All of the records listed below should be retyped exactly.

Exercise data:
__________

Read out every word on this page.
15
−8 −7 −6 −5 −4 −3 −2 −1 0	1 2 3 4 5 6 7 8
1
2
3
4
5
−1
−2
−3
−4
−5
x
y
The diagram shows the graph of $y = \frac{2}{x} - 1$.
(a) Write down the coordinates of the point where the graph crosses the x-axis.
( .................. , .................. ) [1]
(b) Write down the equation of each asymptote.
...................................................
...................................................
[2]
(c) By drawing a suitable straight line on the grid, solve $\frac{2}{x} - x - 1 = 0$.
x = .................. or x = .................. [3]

__________

Full output:
Read out every word on this page.
15
−8 −7 −6 −5 −4 −3 −2 −1 0	1 2 3 4 5 6 7 8
1
2
3
4
5
−1
−2
−3
−4
−5
x
y
The diagram shows the graph of $y = \frac{2}{x} - 1$.
(a) Write down the coordinates of the point where the graph crosses the x-axis.
( .................. , .................. ) [1]
(b) Write down the equation of each asymptote.
...................................................
...................................................
[2]
(c) By drawing a suitable straight line on the grid, solve $\frac{2}{x} - x - 1 = 0$.
x = .................. or x = .................. [3]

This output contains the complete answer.